WHAT THE EXERCISE ASKS:
Pull out all lines from the listing below in which the word "ακινήτου" appears.
— Begin —
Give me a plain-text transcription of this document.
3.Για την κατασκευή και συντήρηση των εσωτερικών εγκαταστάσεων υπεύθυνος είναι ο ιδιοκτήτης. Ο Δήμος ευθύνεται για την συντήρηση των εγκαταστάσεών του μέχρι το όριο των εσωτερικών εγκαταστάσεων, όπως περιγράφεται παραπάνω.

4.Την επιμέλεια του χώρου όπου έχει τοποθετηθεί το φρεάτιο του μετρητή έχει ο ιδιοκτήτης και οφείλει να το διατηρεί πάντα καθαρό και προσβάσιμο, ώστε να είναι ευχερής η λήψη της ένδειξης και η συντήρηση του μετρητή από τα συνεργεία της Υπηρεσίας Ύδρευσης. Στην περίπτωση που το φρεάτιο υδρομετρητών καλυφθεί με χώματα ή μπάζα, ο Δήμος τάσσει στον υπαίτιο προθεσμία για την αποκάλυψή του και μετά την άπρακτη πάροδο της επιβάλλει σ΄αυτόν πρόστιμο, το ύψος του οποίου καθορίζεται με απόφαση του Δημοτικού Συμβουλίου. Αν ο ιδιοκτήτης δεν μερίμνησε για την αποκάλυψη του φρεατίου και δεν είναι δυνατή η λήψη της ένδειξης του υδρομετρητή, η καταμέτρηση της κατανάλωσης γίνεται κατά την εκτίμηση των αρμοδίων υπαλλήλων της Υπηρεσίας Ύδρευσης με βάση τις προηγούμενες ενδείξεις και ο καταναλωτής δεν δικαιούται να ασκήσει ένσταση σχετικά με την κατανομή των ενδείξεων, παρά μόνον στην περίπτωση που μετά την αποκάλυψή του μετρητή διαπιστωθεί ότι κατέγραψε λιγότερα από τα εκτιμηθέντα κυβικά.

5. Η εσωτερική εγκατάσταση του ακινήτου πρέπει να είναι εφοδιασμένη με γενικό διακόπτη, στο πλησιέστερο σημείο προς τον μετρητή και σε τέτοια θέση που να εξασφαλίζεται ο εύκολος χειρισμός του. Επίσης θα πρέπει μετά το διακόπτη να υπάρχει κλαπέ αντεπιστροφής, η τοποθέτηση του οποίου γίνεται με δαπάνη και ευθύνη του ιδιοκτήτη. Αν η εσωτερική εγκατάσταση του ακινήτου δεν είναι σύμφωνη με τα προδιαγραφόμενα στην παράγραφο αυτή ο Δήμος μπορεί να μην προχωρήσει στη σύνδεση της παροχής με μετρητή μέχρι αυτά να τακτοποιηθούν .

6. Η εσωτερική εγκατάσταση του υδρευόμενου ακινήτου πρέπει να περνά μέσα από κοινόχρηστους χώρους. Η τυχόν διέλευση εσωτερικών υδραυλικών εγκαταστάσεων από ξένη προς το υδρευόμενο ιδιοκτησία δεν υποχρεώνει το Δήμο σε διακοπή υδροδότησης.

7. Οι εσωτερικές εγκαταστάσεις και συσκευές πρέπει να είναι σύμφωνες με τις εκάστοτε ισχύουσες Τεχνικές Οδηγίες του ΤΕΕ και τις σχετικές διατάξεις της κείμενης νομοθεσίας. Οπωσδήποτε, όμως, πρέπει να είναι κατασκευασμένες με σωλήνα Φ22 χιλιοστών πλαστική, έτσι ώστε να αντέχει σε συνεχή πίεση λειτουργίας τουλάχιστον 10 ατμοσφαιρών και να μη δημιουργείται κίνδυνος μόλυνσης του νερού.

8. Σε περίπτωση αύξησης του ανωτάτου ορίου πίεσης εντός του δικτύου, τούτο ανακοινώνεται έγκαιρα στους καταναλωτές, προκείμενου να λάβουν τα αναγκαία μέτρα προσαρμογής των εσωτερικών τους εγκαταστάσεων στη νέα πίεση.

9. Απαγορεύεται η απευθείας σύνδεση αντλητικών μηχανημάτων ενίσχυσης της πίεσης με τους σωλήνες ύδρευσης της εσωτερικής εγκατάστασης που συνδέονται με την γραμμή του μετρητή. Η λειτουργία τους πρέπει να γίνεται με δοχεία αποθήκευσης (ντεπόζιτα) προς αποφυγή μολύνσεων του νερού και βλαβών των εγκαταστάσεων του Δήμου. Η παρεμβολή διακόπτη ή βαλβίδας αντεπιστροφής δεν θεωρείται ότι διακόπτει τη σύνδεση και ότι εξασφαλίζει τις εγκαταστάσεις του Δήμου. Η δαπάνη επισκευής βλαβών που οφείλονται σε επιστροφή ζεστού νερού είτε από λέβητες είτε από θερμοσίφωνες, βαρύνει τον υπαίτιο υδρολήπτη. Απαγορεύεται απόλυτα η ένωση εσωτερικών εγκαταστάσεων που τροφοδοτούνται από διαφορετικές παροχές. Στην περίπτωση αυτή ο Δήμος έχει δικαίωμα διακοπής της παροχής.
— End —
— Begin —
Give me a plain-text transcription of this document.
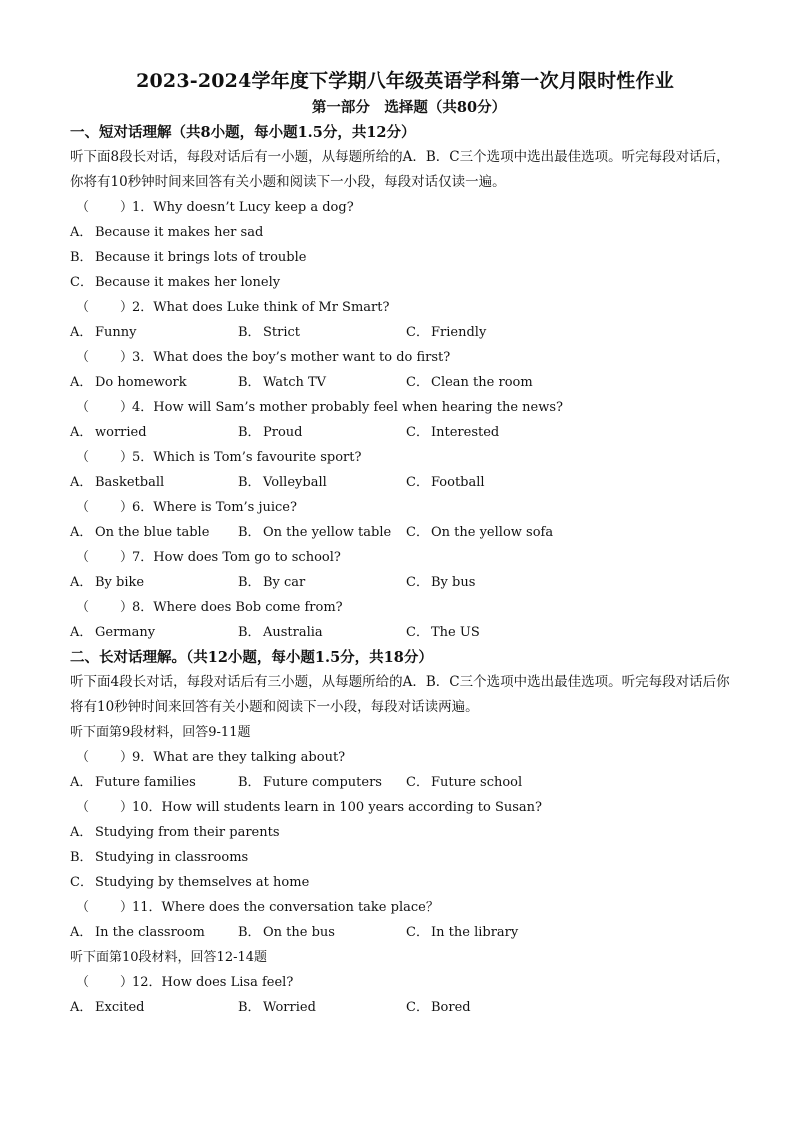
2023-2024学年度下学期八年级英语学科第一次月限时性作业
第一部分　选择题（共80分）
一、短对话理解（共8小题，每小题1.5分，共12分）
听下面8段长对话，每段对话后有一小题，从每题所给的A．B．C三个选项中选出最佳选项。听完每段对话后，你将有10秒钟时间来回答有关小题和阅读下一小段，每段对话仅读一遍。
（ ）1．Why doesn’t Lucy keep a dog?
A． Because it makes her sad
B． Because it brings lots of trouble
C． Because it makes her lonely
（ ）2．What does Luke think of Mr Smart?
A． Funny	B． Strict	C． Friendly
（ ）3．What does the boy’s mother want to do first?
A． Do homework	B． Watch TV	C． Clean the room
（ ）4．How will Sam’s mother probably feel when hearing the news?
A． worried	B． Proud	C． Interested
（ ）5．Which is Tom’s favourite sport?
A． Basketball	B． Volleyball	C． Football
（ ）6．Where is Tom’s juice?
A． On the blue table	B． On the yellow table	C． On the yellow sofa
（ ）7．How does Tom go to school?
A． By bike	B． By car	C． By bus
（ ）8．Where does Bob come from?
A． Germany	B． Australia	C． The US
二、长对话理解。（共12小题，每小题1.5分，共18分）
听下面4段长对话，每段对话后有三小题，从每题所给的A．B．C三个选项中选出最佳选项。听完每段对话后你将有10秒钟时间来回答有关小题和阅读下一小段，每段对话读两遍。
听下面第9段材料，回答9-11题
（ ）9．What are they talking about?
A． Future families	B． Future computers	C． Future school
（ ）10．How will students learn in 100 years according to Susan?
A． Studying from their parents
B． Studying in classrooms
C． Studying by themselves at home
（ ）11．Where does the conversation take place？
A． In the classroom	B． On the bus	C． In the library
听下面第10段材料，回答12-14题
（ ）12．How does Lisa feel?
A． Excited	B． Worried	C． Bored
— End —
— Begin —
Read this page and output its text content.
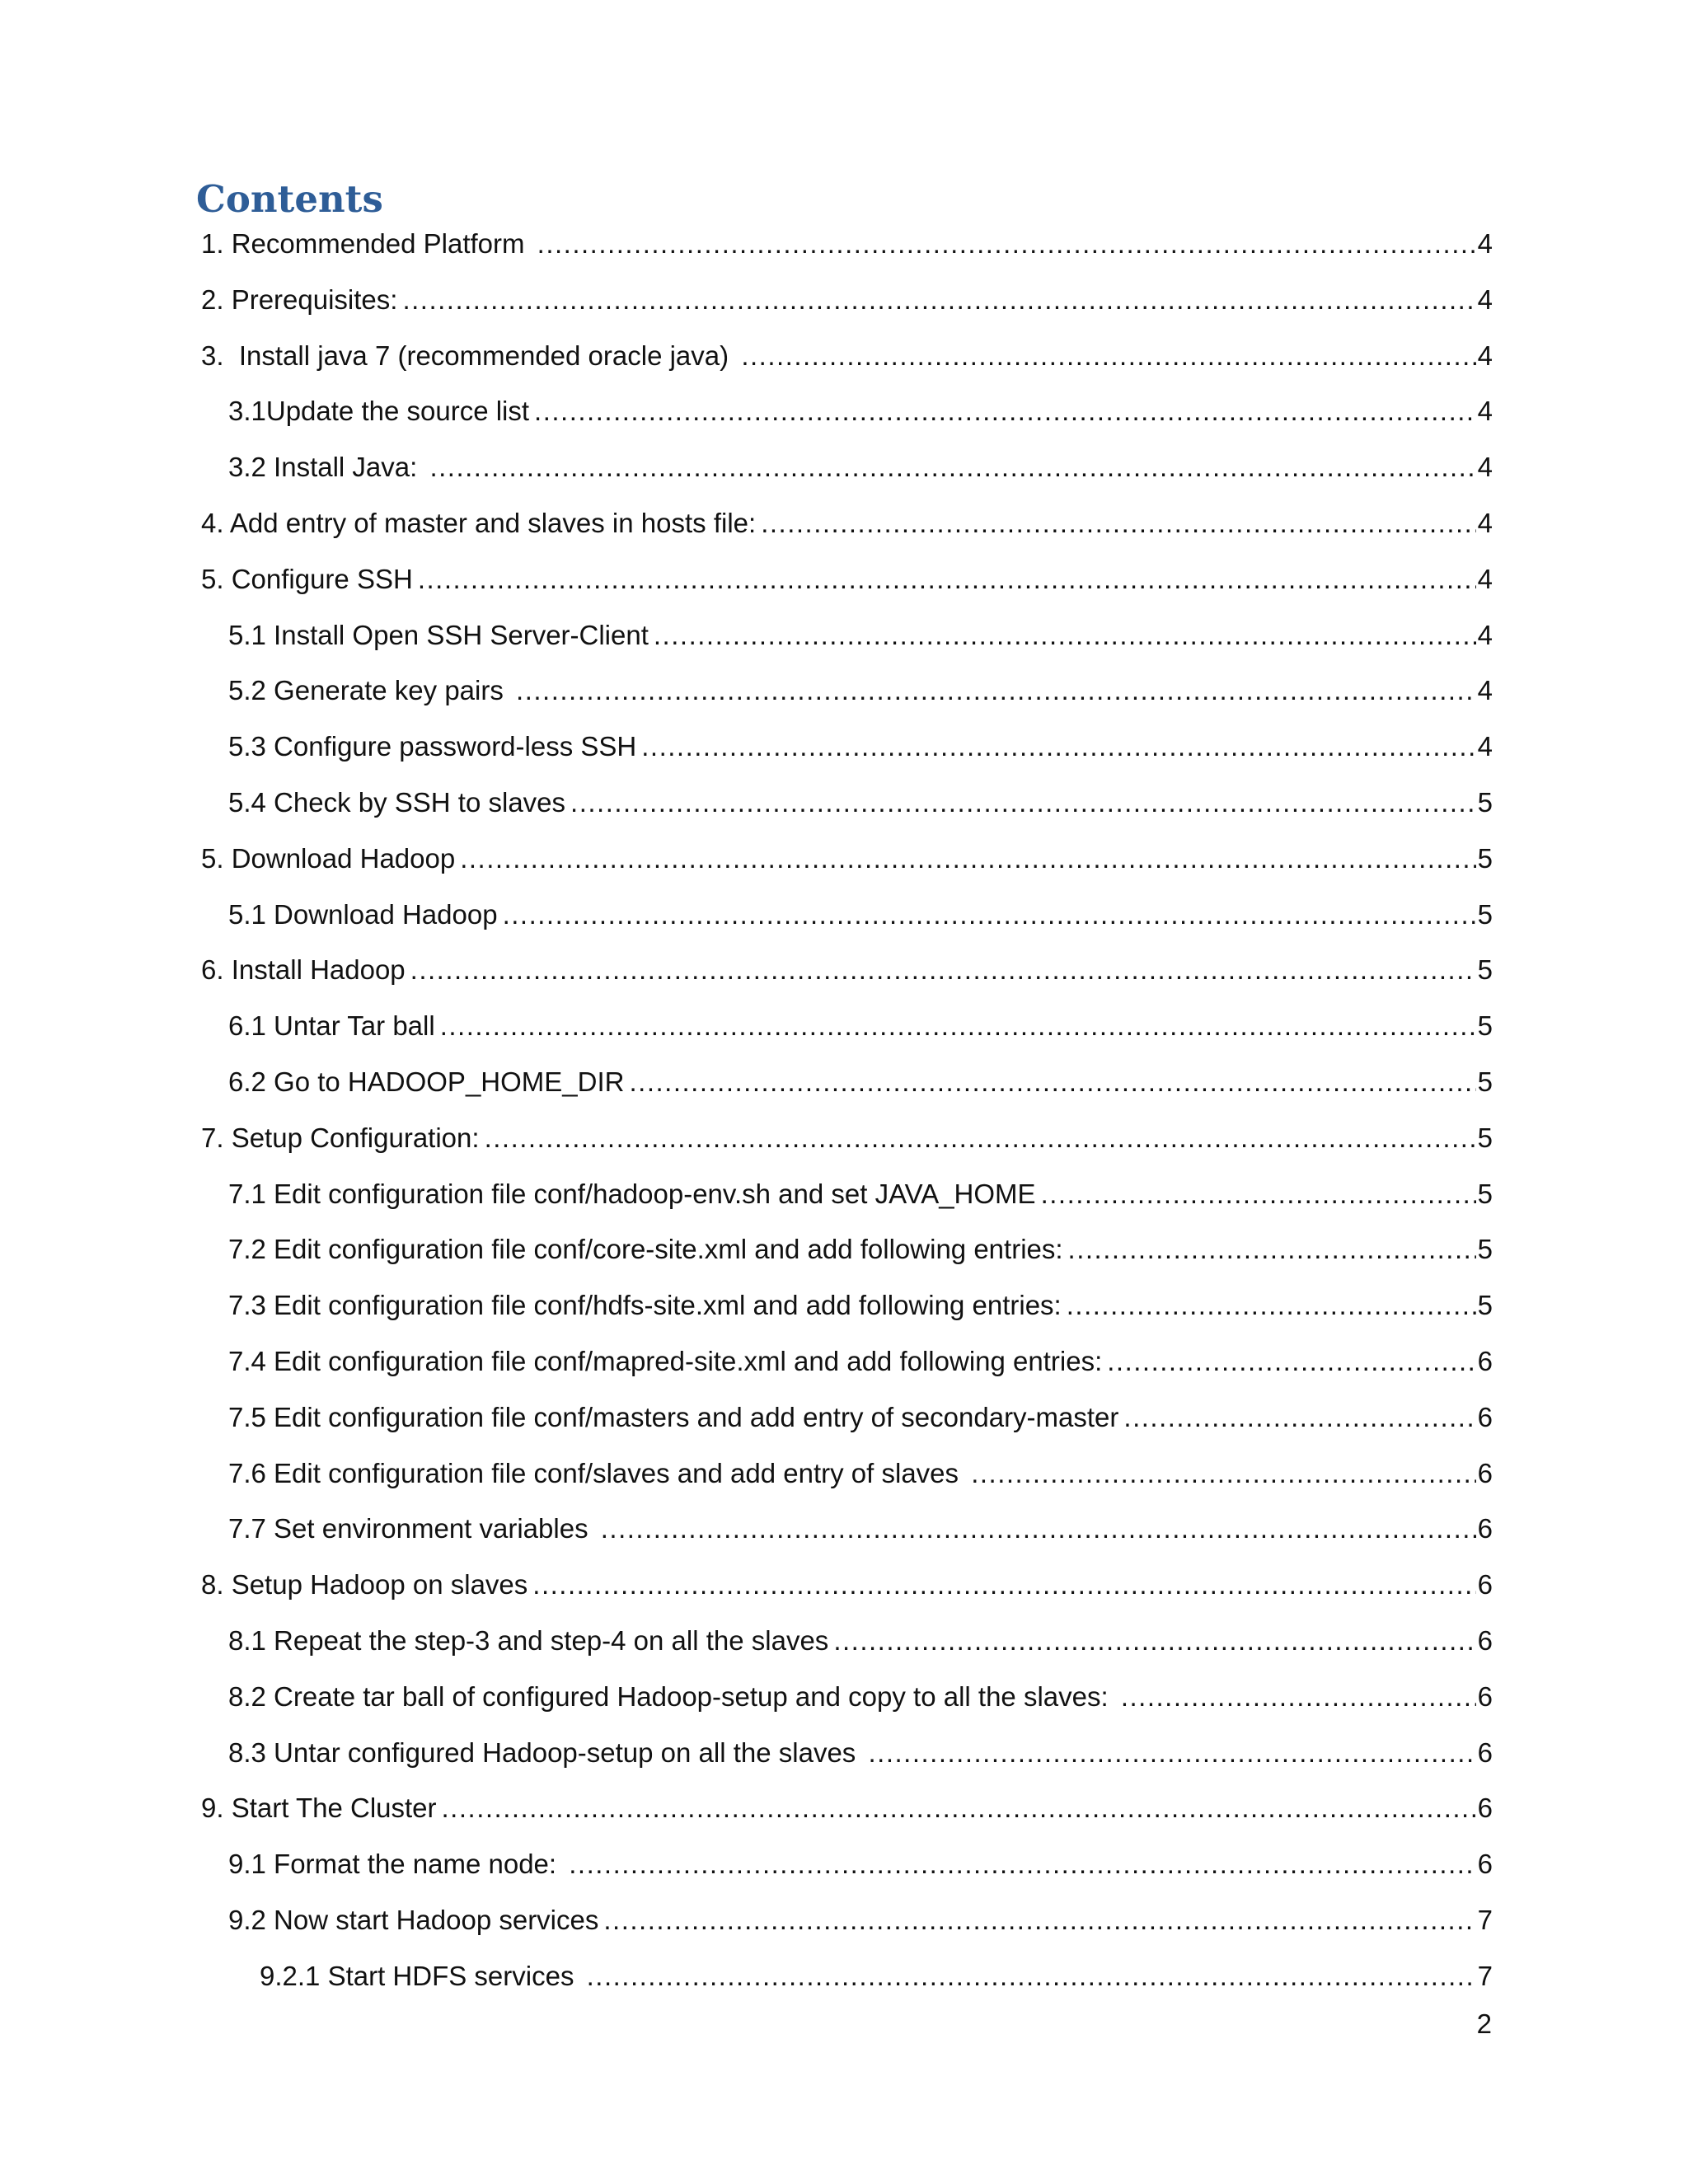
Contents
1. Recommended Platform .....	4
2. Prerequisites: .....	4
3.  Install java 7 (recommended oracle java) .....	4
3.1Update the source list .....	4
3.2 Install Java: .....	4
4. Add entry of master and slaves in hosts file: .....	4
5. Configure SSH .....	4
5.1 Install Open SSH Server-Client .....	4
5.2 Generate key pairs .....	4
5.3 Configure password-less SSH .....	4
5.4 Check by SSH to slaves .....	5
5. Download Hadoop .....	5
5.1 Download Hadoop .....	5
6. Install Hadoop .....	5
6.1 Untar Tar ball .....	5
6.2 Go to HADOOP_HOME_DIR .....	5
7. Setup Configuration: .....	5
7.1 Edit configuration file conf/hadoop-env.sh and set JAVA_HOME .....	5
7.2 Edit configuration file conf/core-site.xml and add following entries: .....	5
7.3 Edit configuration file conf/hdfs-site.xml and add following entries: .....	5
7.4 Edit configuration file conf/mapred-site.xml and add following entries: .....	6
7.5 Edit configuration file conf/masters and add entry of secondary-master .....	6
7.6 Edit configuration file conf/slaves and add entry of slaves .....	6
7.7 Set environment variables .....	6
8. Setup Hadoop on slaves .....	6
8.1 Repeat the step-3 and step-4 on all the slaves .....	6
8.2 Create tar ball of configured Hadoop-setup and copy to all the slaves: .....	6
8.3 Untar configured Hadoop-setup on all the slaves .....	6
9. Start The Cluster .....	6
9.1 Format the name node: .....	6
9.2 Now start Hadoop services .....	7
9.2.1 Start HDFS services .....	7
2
— End —
ANSWER FOR THE TASK:
5. Η εσωτερική εγκατάσταση του ακινήτου πρέπει να είναι εφοδιασμένη με γενικό διακόπτη, στο πλησιέστερο σημείο προς τον μετρητή και σε τέτοια θέση που να εξασφαλίζεται ο εύκολος χειρισμός του. Επίσης θα πρέπει μετά το διακόπτη να υπάρχει κλαπέ αντεπιστροφής, η τοποθέτηση του οποίου γίνεται με δαπάνη και ευθύνη του ιδιοκτήτη. Αν η εσωτερική εγκατάσταση του ακινήτου δεν είναι σύμφωνη με τα προδιαγραφόμενα στην παράγραφο αυτή ο Δήμος μπορεί να μην προχωρήσει στη σύνδεση της παροχής με μετρητή μέχρι αυτά να τακτοποιηθούν .
6. Η εσωτερική εγκατάσταση του υδρευόμενου ακινήτου πρέπει να περνά μέσα από κοινόχρηστους χώρους. Η τυχόν διέλευση εσωτερικών υδραυλικών εγκαταστάσεων από ξένη προς το υδρευόμενο ιδιοκτησία δεν υποχρεώνει το Δήμο σε διακοπή υδροδότησης.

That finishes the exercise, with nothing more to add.